◆ **Отрывок из документа**
↓

Для ученых такая ситуация, когда небольшими изменениями можно добиться больших качественных скачков в процессе познания мира, безусловно, представляет огромный интерес и имеет колоссальное значение. Но что могут извлечь для себя обычные люди, не имеющие отношения к науке, и общество из открытия новых элементов и изучения их свойств?
Обычные люди ведь много извлекают для себя из электричества? Колоссально много. И обязаны мы этому Фарадею, Максвеллу и их последователям, которые создали строгую теорию. И то, что общество обладает электромагнитной теорией, позволяет ему вести вычисления и делать самые тонкие и изощренные технологии, имея за плечами полное понимание того, что вы делаете. И если вы этого не сделали, то это сделает другой. Тут дело уже в умении, а не в знании.

↑

◆ **Список записей**
↓

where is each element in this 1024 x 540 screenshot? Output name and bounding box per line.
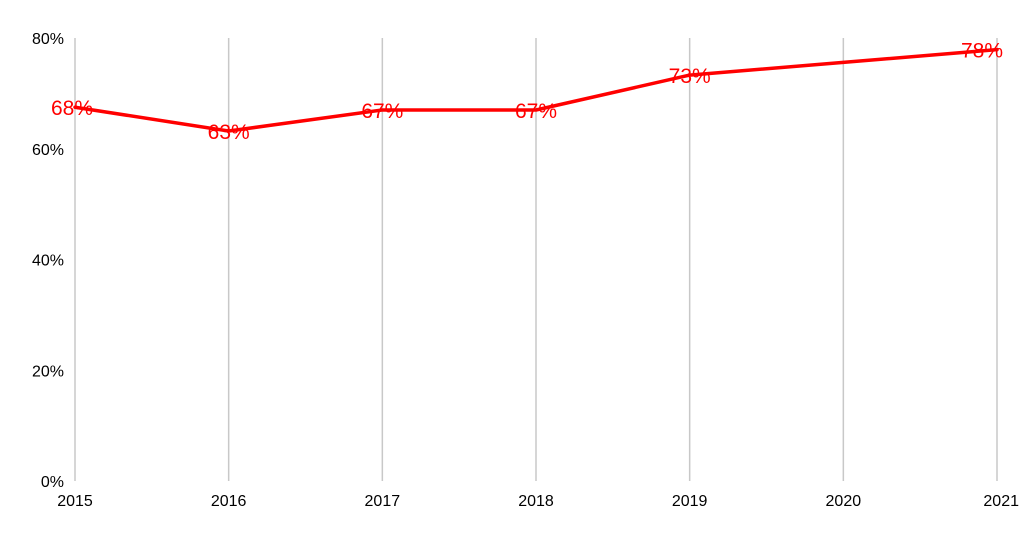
y-axis-tick-labels: 0% 20% 40% 60% 80% <box>32 31 64 491</box>
data-label-2017: 67% <box>361 100 403 123</box>
data-label-2016: 63% <box>208 121 250 144</box>
data-label-2019: 73% <box>669 65 711 88</box>
y-tick-label: 0% <box>41 474 64 491</box>
x-tick-label: 2016 <box>211 493 247 510</box>
x-tick-label: 2017 <box>365 493 401 510</box>
data-label-2015: 68% <box>51 97 93 120</box>
data-label-2021: 78% <box>961 40 1003 63</box>
x-tick-label: 2015 <box>57 493 93 510</box>
x-axis-tick-labels: 2015 2016 2017 2018 2019 2020 2021 <box>57 493 1019 510</box>
x-tick-label: 2021 <box>983 493 1019 510</box>
x-tick-label: 2020 <box>826 493 862 510</box>
y-tick-label: 20% <box>32 363 64 380</box>
gridlines <box>74 38 998 481</box>
series-group <box>73 47 999 133</box>
y-tick-label: 80% <box>32 31 64 48</box>
y-tick-label: 40% <box>32 253 64 270</box>
data-labels: 68% 63% 67% 67% 73% 78% <box>51 40 1003 144</box>
data-label-2018: 67% <box>515 100 557 123</box>
y-tick-label: 60% <box>32 142 64 159</box>
x-tick-label: 2019 <box>672 493 708 510</box>
x-tick-label: 2018 <box>518 493 554 510</box>
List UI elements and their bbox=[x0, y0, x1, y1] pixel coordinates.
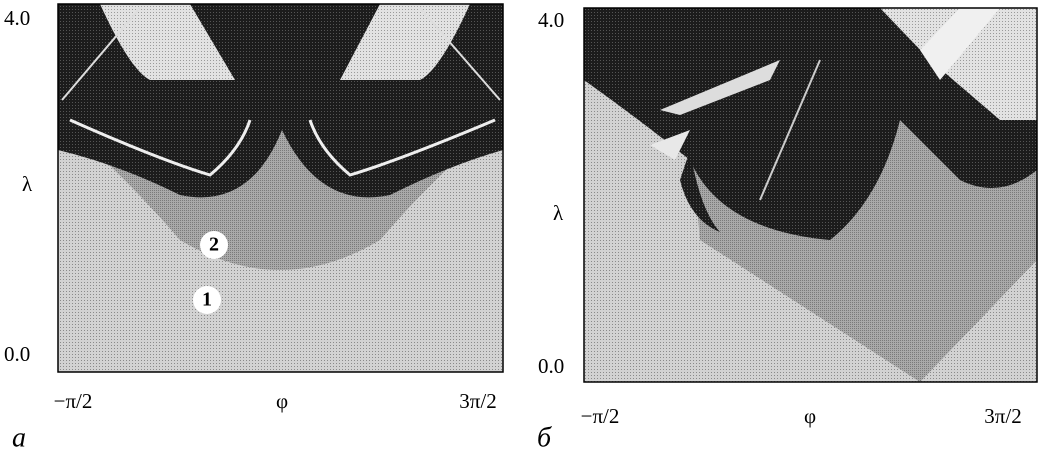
region-marker bbox=[200, 231, 228, 259]
panel-b-image bbox=[584, 8, 1037, 382]
y-tick-label: 4.0 bbox=[4, 6, 30, 30]
x-tick-label: −π/2 bbox=[54, 389, 93, 413]
x-tick-label: 3π/2 bbox=[459, 389, 496, 413]
x-tick-label: 3π/2 bbox=[984, 404, 1021, 428]
x-tick-label: −π/2 bbox=[581, 404, 620, 428]
region-label: 2 bbox=[209, 234, 219, 256]
y-tick-label: 4.0 bbox=[538, 8, 564, 32]
y-tick-label: 0.0 bbox=[4, 342, 30, 366]
panel-caption: б bbox=[537, 422, 552, 453]
panel-caption: а bbox=[12, 422, 26, 453]
region-label: 1 bbox=[202, 289, 212, 311]
x-axis-label: φ bbox=[804, 404, 816, 428]
panel-a-image bbox=[58, 4, 503, 372]
y-axis-label: λ bbox=[22, 172, 33, 196]
y-tick-label: 0.0 bbox=[538, 354, 564, 378]
x-axis-label: φ bbox=[276, 389, 288, 413]
y-axis-label: λ bbox=[553, 201, 564, 225]
region-marker bbox=[193, 286, 221, 314]
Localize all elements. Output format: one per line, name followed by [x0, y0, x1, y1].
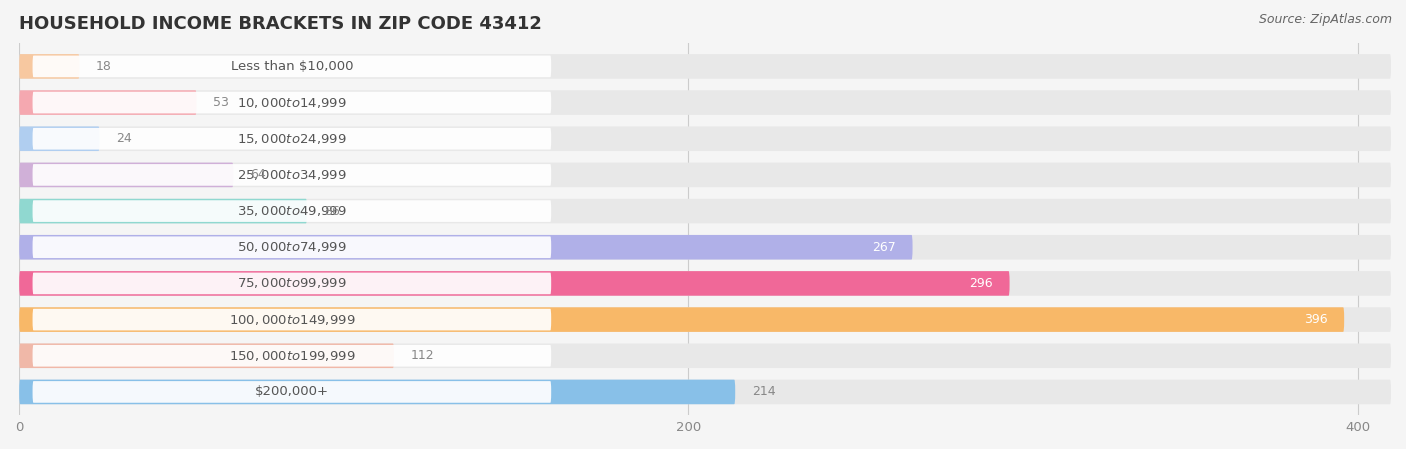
FancyBboxPatch shape — [20, 235, 912, 260]
FancyBboxPatch shape — [20, 307, 1344, 332]
FancyBboxPatch shape — [20, 343, 1391, 368]
FancyBboxPatch shape — [20, 163, 233, 187]
FancyBboxPatch shape — [20, 54, 79, 79]
Text: 296: 296 — [969, 277, 993, 290]
FancyBboxPatch shape — [20, 127, 1391, 151]
FancyBboxPatch shape — [20, 54, 1391, 79]
Text: 112: 112 — [411, 349, 434, 362]
Text: 53: 53 — [214, 96, 229, 109]
Text: 24: 24 — [117, 132, 132, 145]
FancyBboxPatch shape — [32, 128, 551, 150]
Text: 267: 267 — [872, 241, 896, 254]
Text: $150,000 to $199,999: $150,000 to $199,999 — [229, 349, 356, 363]
Text: 214: 214 — [752, 385, 776, 398]
FancyBboxPatch shape — [20, 163, 1391, 187]
FancyBboxPatch shape — [20, 343, 394, 368]
FancyBboxPatch shape — [20, 127, 100, 151]
FancyBboxPatch shape — [20, 307, 1391, 332]
FancyBboxPatch shape — [20, 380, 735, 404]
FancyBboxPatch shape — [20, 271, 1391, 296]
Text: 396: 396 — [1303, 313, 1327, 326]
FancyBboxPatch shape — [32, 381, 551, 403]
FancyBboxPatch shape — [20, 199, 1391, 224]
Text: Source: ZipAtlas.com: Source: ZipAtlas.com — [1258, 13, 1392, 26]
FancyBboxPatch shape — [32, 309, 551, 330]
Text: 18: 18 — [96, 60, 112, 73]
Text: 64: 64 — [250, 168, 266, 181]
Text: HOUSEHOLD INCOME BRACKETS IN ZIP CODE 43412: HOUSEHOLD INCOME BRACKETS IN ZIP CODE 43… — [20, 15, 543, 33]
FancyBboxPatch shape — [20, 199, 307, 224]
Text: $75,000 to $99,999: $75,000 to $99,999 — [238, 277, 347, 291]
Text: 86: 86 — [323, 205, 339, 218]
Text: $35,000 to $49,999: $35,000 to $49,999 — [238, 204, 347, 218]
FancyBboxPatch shape — [32, 200, 551, 222]
Text: $50,000 to $74,999: $50,000 to $74,999 — [238, 240, 347, 254]
Text: $10,000 to $14,999: $10,000 to $14,999 — [238, 96, 347, 110]
FancyBboxPatch shape — [32, 237, 551, 258]
FancyBboxPatch shape — [20, 90, 197, 115]
FancyBboxPatch shape — [20, 271, 1010, 296]
FancyBboxPatch shape — [20, 90, 1391, 115]
FancyBboxPatch shape — [20, 380, 1391, 404]
Text: $15,000 to $24,999: $15,000 to $24,999 — [238, 132, 347, 146]
FancyBboxPatch shape — [32, 56, 551, 77]
Text: $200,000+: $200,000+ — [254, 385, 329, 398]
FancyBboxPatch shape — [32, 164, 551, 186]
Text: $25,000 to $34,999: $25,000 to $34,999 — [238, 168, 347, 182]
FancyBboxPatch shape — [32, 273, 551, 294]
Text: Less than $10,000: Less than $10,000 — [231, 60, 353, 73]
FancyBboxPatch shape — [32, 92, 551, 114]
FancyBboxPatch shape — [32, 345, 551, 366]
FancyBboxPatch shape — [20, 235, 1391, 260]
Text: $100,000 to $149,999: $100,000 to $149,999 — [229, 313, 356, 326]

↑

◆ **Задания**
A) Выпишите из отрывка о значении науки фрагмент между словами «Для ученых такая» и «изучения их свойств?» включительно, ничего не меняя.
B) Повторите без изменений строки записей между строкой со словами «region-marker bbox=[200, 231, 228, 259]» и строкой со словами «Localize all elements.», включая обе эти строки.
Записи с отрывком никак не связаны.

◆ **Ответы к заданиям**
A)
Для ученых такая ситуация, когда небольшими изменениями можно добиться больших качественных скачков в процессе познания мира, безусловно, представляет огромный интерес и имеет колоссальное значение. Но что могут извлечь для себя обычные люди, не имеющие отношения к науке, и общество из открытия новых элементов и изучения их свойств?

B)
region-marker bbox=[200, 231, 228, 259]
panel-b-image bbox=[584, 8, 1037, 382]
y-tick-label: 4.0 bbox=[4, 6, 30, 30]
x-tick-label: −π/2 bbox=[54, 389, 93, 413]
x-tick-label: 3π/2 bbox=[459, 389, 496, 413]
x-tick-label: 3π/2 bbox=[984, 404, 1021, 428]
x-tick-label: −π/2 bbox=[581, 404, 620, 428]
region-label: 2 bbox=[209, 234, 219, 256]
y-tick-label: 4.0 bbox=[538, 8, 564, 32]
y-tick-label: 0.0 bbox=[4, 342, 30, 366]
panel-caption: б bbox=[537, 422, 552, 453]
panel-caption: а bbox=[12, 422, 26, 453]
region-label: 1 bbox=[202, 289, 212, 311]
x-axis-label: φ bbox=[804, 404, 816, 428]
panel-a-image bbox=[58, 4, 503, 372]
y-axis-label: λ bbox=[22, 172, 33, 196]
y-tick-label: 0.0 bbox=[538, 354, 564, 378]
x-axis-label: φ bbox=[276, 389, 288, 413]
y-axis-label: λ bbox=[553, 201, 564, 225]
region-marker bbox=[193, 286, 221, 314]
Localize all elements. Output format: one per line, name followed by [x0, y0, x1, y1].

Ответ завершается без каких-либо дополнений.